**Instructions for the task:** Please copy every line of the records below that holds the word "sont".

**Data in this exercise:**

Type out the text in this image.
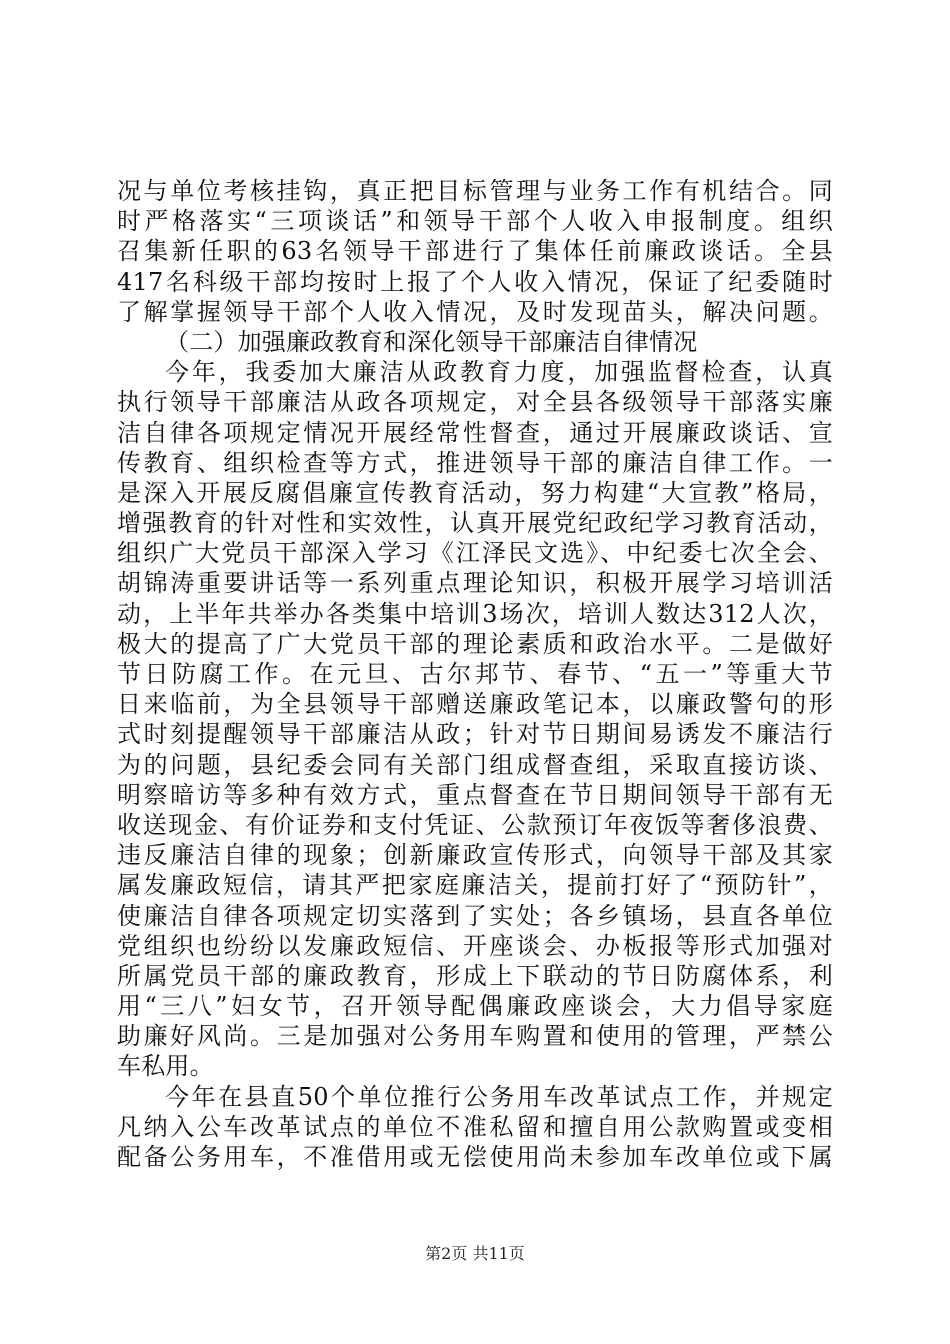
况与单位考核挂钩，真正把目标管理与业务工作有机结合。同
时严格落实“三项谈话”和领导干部个人收入申报制度。组织
召集新任职的63名领导干部进行了集体任前廉政谈话。全县
417名科级干部均按时上报了个人收入情况，保证了纪委随时
了解掌握领导干部个人收入情况，及时发现苗头，解决问题。
（二）加强廉政教育和深化领导干部廉洁自律情况
今年，我委加大廉洁从政教育力度，加强监督检查，认真
执行领导干部廉洁从政各项规定，对全县各级领导干部落实廉
洁自律各项规定情况开展经常性督查，通过开展廉政谈话、宣
传教育、组织检查等方式，推进领导干部的廉洁自律工作。一
是深入开展反腐倡廉宣传教育活动，努力构建“大宣教”格局，
增强教育的针对性和实效性，认真开展党纪政纪学习教育活动，
组织广大党员干部深入学习《江泽民文选》、中纪委七次全会、
胡锦涛重要讲话等一系列重点理论知识，积极开展学习培训活
动，上半年共举办各类集中培训3场次，培训人数达312人次，
极大的提高了广大党员干部的理论素质和政治水平。二是做好
节日防腐工作。在元旦、古尔邦节、春节、“五一”等重大节
日来临前，为全县领导干部赠送廉政笔记本，以廉政警句的形
式时刻提醒领导干部廉洁从政；针对节日期间易诱发不廉洁行
为的问题，县纪委会同有关部门组成督查组，采取直接访谈、
明察暗访等多种有效方式，重点督查在节日期间领导干部有无
收送现金、有价证券和支付凭证、公款预订年夜饭等奢侈浪费、
违反廉洁自律的现象；创新廉政宣传形式，向领导干部及其家
属发廉政短信，请其严把家庭廉洁关，提前打好了“预防针”，
使廉洁自律各项规定切实落到了实处；各乡镇场，县直各单位
党组织也纷纷以发廉政短信、开座谈会、办板报等形式加强对
所属党员干部的廉政教育，形成上下联动的节日防腐体系，利
用“三八”妇女节，召开领导配偶廉政座谈会，大力倡导家庭
助廉好风尚。三是加强对公务用车购置和使用的管理，严禁公
车私用。
今年在县直50个单位推行公务用车改革试点工作，并规定
凡纳入公车改革试点的单位不准私留和擅自用公款购置或变相
配备公务用车，不准借用或无偿使用尚未参加车改单位或下属
第2页 共11页
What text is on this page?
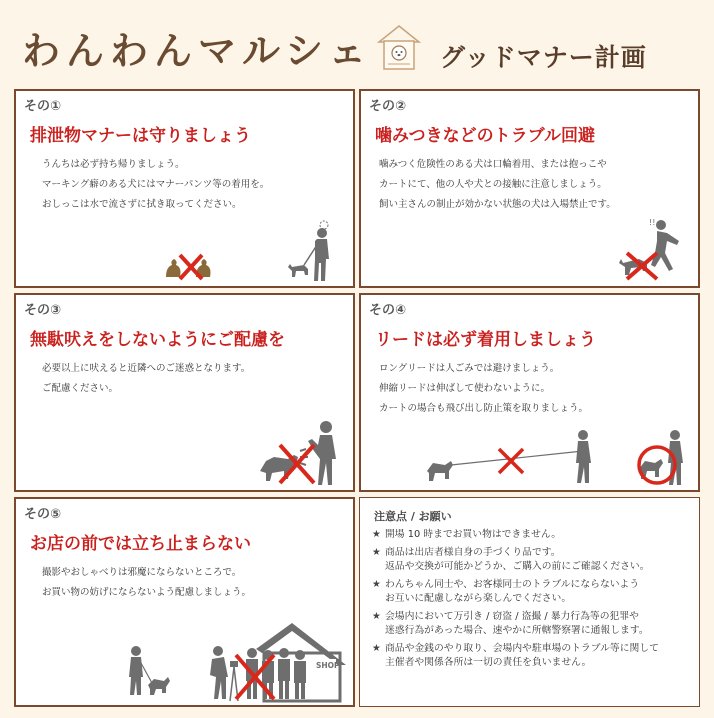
わんわんマルシェ	グッドマナー計画
その①
排泄物マナーは守りましょう
うんちは必ず持ち帰りましょう。
マーキング癖のある犬にはマナーパンツ等の着用を。
おしっこは水で流さずに拭き取ってください。
その②
噛みつきなどのトラブル回避
噛みつく危険性のある犬は口輪着用、または抱っこや
カートにて、他の人や犬との接触に注意しましょう。
飼い主さんの制止が効かない状態の犬は入場禁止です。
!!
その③
無駄吠えをしないようにご配慮を
必要以上に吠えると近隣へのご迷惑となります。
ご配慮ください。
その④
リードは必ず着用しましょう
ロングリードは人ごみでは避けましょう。
伸縮リードは伸ばして使わないように。
カートの場合も飛び出し防止策を取りましょう。
その⑤
お店の前では立ち止まらない
撮影やおしゃべりは邪魔にならないところで。
お買い物の妨げにならないよう配慮しましょう。
SHOP
注意点 / お願い
★ 開場 10 時までお買い物はできません。
★ 商品は出店者様自身の手づくり品です。
返品や交換が可能かどうか、ご購入の前にご確認ください。
★ わんちゃん同士や、お客様同士のトラブルにならないよう
お互いに配慮しながら楽しんでください。
★ 会場内において万引き / 窃盗 / 盗撮 / 暴力行為等の犯罪や
迷惑行為があった場合、速やかに所轄警察署に通報します。
★ 商品や金銭のやり取り、会場内や駐車場のトラブル等に関して
主催者や関係各所は一切の責任を負いません。
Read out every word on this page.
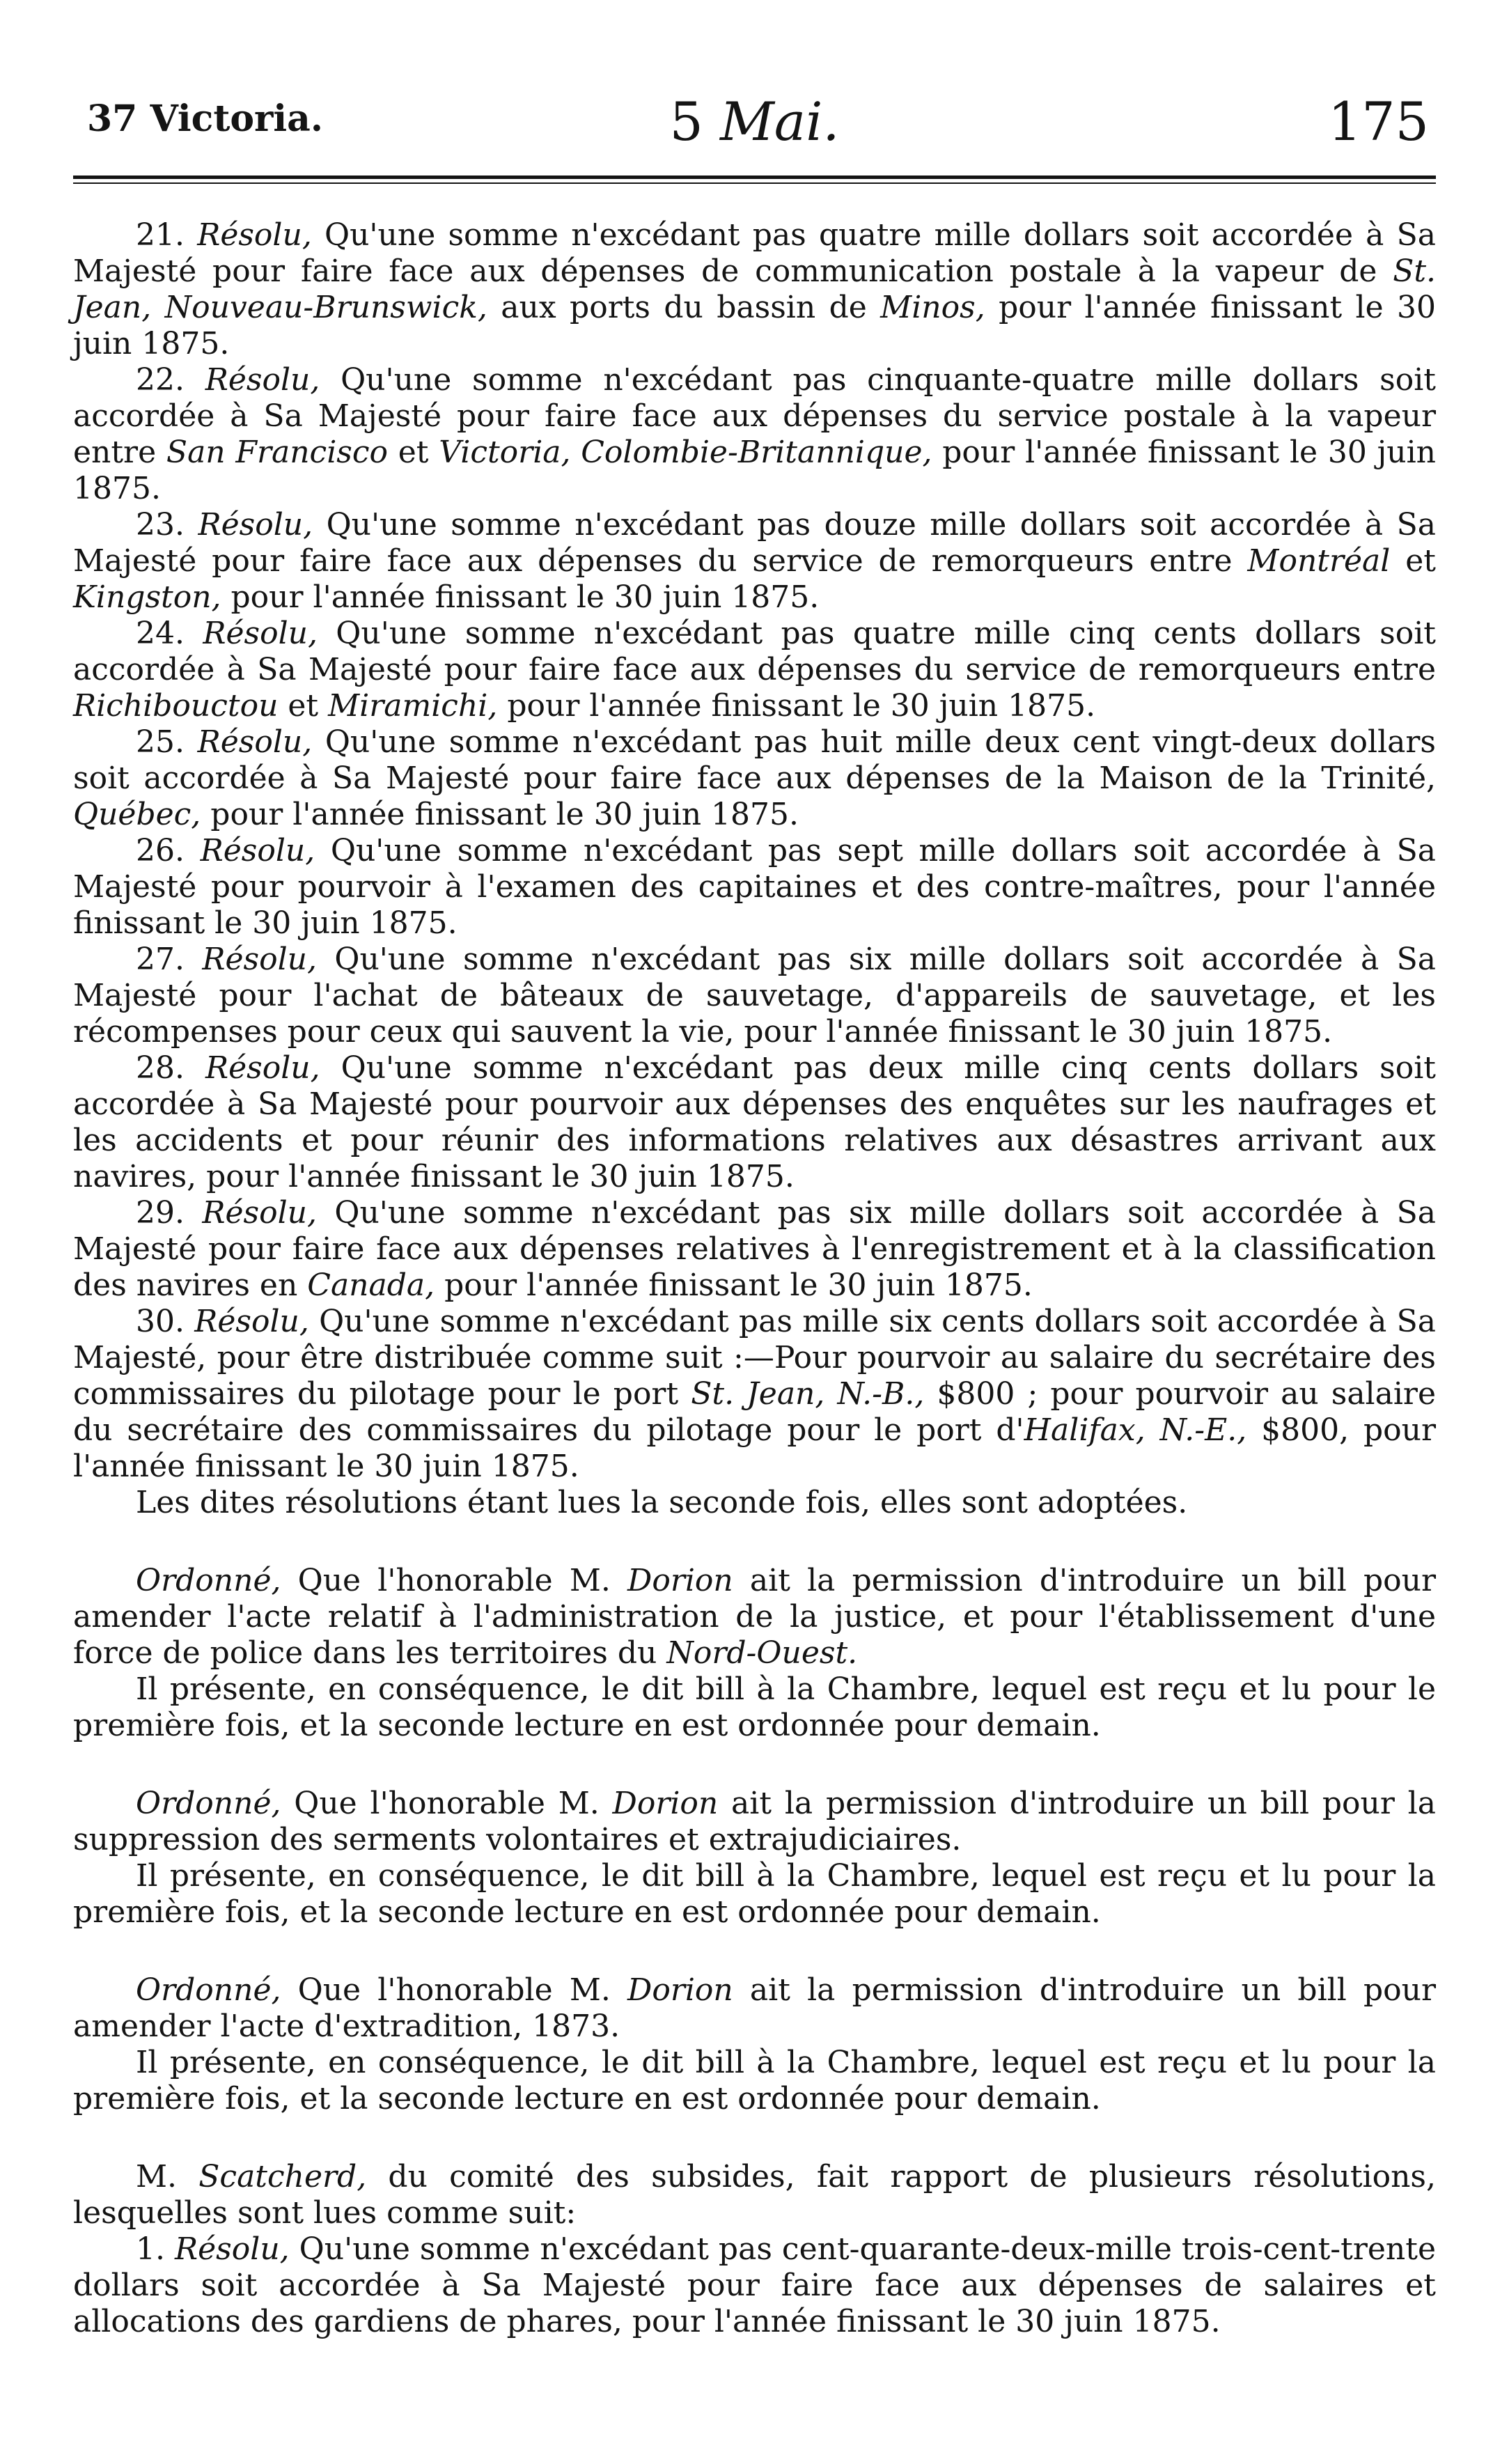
37 Victoria.	5 Mai.	175

21. Résolu, Qu'une somme n'excédant pas quatre mille dollars soit accordée à Sa Majesté pour faire face aux dépenses de communication postale à la vapeur de St. Jean, Nouveau-Brunswick, aux ports du bassin de Minos, pour l'année finissant le 30 juin 1875.

22. Résolu, Qu'une somme n'excédant pas cinquante-quatre mille dollars soit accordée à Sa Majesté pour faire face aux dépenses du service postale à la vapeur entre San Francisco et Victoria, Colombie-Britannique, pour l'année finissant le 30 juin 1875.

23. Résolu, Qu'une somme n'excédant pas douze mille dollars soit accordée à Sa Majesté pour faire face aux dépenses du service de remorqueurs entre Montréal et Kingston, pour l'année finissant le 30 juin 1875.

24. Résolu, Qu'une somme n'excédant pas quatre mille cinq cents dollars soit accordée à Sa Majesté pour faire face aux dépenses du service de remorqueurs entre Richibouctou et Miramichi, pour l'année finissant le 30 juin 1875.

25. Résolu, Qu'une somme n'excédant pas huit mille deux cent vingt-deux dollars soit accordée à Sa Majesté pour faire face aux dépenses de la Maison de la Trinité, Québec, pour l'année finissant le 30 juin 1875.

26. Résolu, Qu'une somme n'excédant pas sept mille dollars soit accordée à Sa Majesté pour pourvoir à l'examen des capitaines et des contre-maîtres, pour l'année finissant le 30 juin 1875.

27. Résolu, Qu'une somme n'excédant pas six mille dollars soit accordée à Sa Majesté pour l'achat de bâteaux de sauvetage, d'appareils de sauvetage, et les récompenses pour ceux qui sauvent la vie, pour l'année finissant le 30 juin 1875.

28. Résolu, Qu'une somme n'excédant pas deux mille cinq cents dollars soit accordée à Sa Majesté pour pourvoir aux dépenses des enquêtes sur les naufrages et les accidents et pour réunir des informations relatives aux désastres arrivant aux navires, pour l'année finissant le 30 juin 1875.

29. Résolu, Qu'une somme n'excédant pas six mille dollars soit accordée à Sa Majesté pour faire face aux dépenses relatives à l'enregistrement et à la classification des navires en Canada, pour l'année finissant le 30 juin 1875.

30. Résolu, Qu'une somme n'excédant pas mille six cents dollars soit accordée à Sa Majesté, pour être distribuée comme suit :—Pour pourvoir au salaire du secrétaire des commissaires du pilotage pour le port St. Jean, N.-B., $800 ; pour pourvoir au salaire du secrétaire des commissaires du pilotage pour le port d'Halifax, N.-E., $800, pour l'année finissant le 30 juin 1875.

Les dites résolutions étant lues la seconde fois, elles sont adoptées.

Ordonné, Que l'honorable M. Dorion ait la permission d'introduire un bill pour amender l'acte relatif à l'administration de la justice, et pour l'établissement d'une force de police dans les territoires du Nord-Ouest.

Il présente, en conséquence, le dit bill à la Chambre, lequel est reçu et lu pour le première fois, et la seconde lecture en est ordonnée pour demain.

Ordonné, Que l'honorable M. Dorion ait la permission d'introduire un bill pour la suppression des serments volontaires et extrajudiciaires.

Il présente, en conséquence, le dit bill à la Chambre, lequel est reçu et lu pour la première fois, et la seconde lecture en est ordonnée pour demain.

Ordonné, Que l'honorable M. Dorion ait la permission d'introduire un bill pour amender l'acte d'extradition, 1873.

Il présente, en conséquence, le dit bill à la Chambre, lequel est reçu et lu pour la première fois, et la seconde lecture en est ordonnée pour demain.

M. Scatcherd, du comité des subsides, fait rapport de plusieurs résolutions, lesquelles sont lues comme suit:

1. Résolu, Qu'une somme n'excédant pas cent-quarante-deux-mille trois-cent-trente dollars soit accordée à Sa Majesté pour faire face aux dépenses de salaires et allocations des gardiens de phares, pour l'année finissant le 30 juin 1875.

**Reply to the task:**
Les dites résolutions étant lues la seconde fois, elles sont adoptées.
M. Scatcherd, du comité des subsides, fait rapport de plusieurs résolutions, lesquelles sont lues comme suit:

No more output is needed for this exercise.